→ What you need to do:
Exactly and only the lines from the one containing "What text is on this page?" through the close of the entries below are to be set down.

→ Input data:
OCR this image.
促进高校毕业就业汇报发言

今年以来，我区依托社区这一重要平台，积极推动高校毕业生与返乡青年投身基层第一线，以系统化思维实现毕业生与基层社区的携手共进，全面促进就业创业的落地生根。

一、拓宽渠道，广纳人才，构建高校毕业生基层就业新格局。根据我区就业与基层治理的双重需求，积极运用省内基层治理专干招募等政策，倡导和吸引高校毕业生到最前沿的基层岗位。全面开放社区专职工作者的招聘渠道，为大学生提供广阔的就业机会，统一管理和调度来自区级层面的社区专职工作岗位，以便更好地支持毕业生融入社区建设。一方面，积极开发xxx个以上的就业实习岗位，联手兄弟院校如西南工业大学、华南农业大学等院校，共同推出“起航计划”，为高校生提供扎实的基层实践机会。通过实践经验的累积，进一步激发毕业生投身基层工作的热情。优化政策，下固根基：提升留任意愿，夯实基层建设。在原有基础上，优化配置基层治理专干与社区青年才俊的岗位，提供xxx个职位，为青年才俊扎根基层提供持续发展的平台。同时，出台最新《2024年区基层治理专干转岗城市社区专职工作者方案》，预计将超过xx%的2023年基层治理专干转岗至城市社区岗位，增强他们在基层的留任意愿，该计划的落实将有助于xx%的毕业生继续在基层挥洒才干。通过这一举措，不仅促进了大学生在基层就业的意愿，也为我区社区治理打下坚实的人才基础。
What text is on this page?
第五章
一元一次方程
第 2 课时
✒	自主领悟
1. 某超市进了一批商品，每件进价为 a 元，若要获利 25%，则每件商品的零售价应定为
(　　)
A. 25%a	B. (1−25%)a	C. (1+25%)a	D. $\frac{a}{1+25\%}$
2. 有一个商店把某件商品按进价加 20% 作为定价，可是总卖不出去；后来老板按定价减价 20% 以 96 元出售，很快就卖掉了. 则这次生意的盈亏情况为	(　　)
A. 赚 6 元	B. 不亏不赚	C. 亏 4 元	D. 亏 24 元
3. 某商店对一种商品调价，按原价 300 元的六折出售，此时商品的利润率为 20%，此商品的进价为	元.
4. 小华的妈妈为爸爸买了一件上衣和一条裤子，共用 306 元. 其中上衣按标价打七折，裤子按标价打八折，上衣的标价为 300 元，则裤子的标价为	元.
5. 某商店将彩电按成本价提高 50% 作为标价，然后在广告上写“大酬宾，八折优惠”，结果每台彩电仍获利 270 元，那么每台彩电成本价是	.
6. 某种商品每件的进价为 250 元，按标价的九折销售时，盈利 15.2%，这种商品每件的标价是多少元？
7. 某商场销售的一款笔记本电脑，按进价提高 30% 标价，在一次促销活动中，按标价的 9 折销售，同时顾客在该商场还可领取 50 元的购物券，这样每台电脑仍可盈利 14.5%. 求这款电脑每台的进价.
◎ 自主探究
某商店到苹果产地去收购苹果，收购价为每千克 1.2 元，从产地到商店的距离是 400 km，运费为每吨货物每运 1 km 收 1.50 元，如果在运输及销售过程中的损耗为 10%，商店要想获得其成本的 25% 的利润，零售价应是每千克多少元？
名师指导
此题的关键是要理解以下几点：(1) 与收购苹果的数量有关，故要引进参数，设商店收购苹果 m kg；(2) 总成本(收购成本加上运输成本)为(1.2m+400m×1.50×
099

→ Complete output:
What text is on this page?
第五章
一元一次方程
第 2 课时
✒	自主领悟
1. 某超市进了一批商品，每件进价为 a 元，若要获利 25%，则每件商品的零售价应定为
(　　)
A. 25%a	B. (1−25%)a	C. (1+25%)a	D. $\frac{a}{1+25\%}$
2. 有一个商店把某件商品按进价加 20% 作为定价，可是总卖不出去；后来老板按定价减价 20% 以 96 元出售，很快就卖掉了. 则这次生意的盈亏情况为	(　　)
A. 赚 6 元	B. 不亏不赚	C. 亏 4 元	D. 亏 24 元
3. 某商店对一种商品调价，按原价 300 元的六折出售，此时商品的利润率为 20%，此商品的进价为	元.
4. 小华的妈妈为爸爸买了一件上衣和一条裤子，共用 306 元. 其中上衣按标价打七折，裤子按标价打八折，上衣的标价为 300 元，则裤子的标价为	元.
5. 某商店将彩电按成本价提高 50% 作为标价，然后在广告上写“大酬宾，八折优惠”，结果每台彩电仍获利 270 元，那么每台彩电成本价是	.
6. 某种商品每件的进价为 250 元，按标价的九折销售时，盈利 15.2%，这种商品每件的标价是多少元？
7. 某商场销售的一款笔记本电脑，按进价提高 30% 标价，在一次促销活动中，按标价的 9 折销售，同时顾客在该商场还可领取 50 元的购物券，这样每台电脑仍可盈利 14.5%. 求这款电脑每台的进价.
◎ 自主探究
某商店到苹果产地去收购苹果，收购价为每千克 1.2 元，从产地到商店的距离是 400 km，运费为每吨货物每运 1 km 收 1.50 元，如果在运输及销售过程中的损耗为 10%，商店要想获得其成本的 25% 的利润，零售价应是每千克多少元？
名师指导
此题的关键是要理解以下几点：(1) 与收购苹果的数量有关，故要引进参数，设商店收购苹果 m kg；(2) 总成本(收购成本加上运输成本)为(1.2m+400m×1.50×
099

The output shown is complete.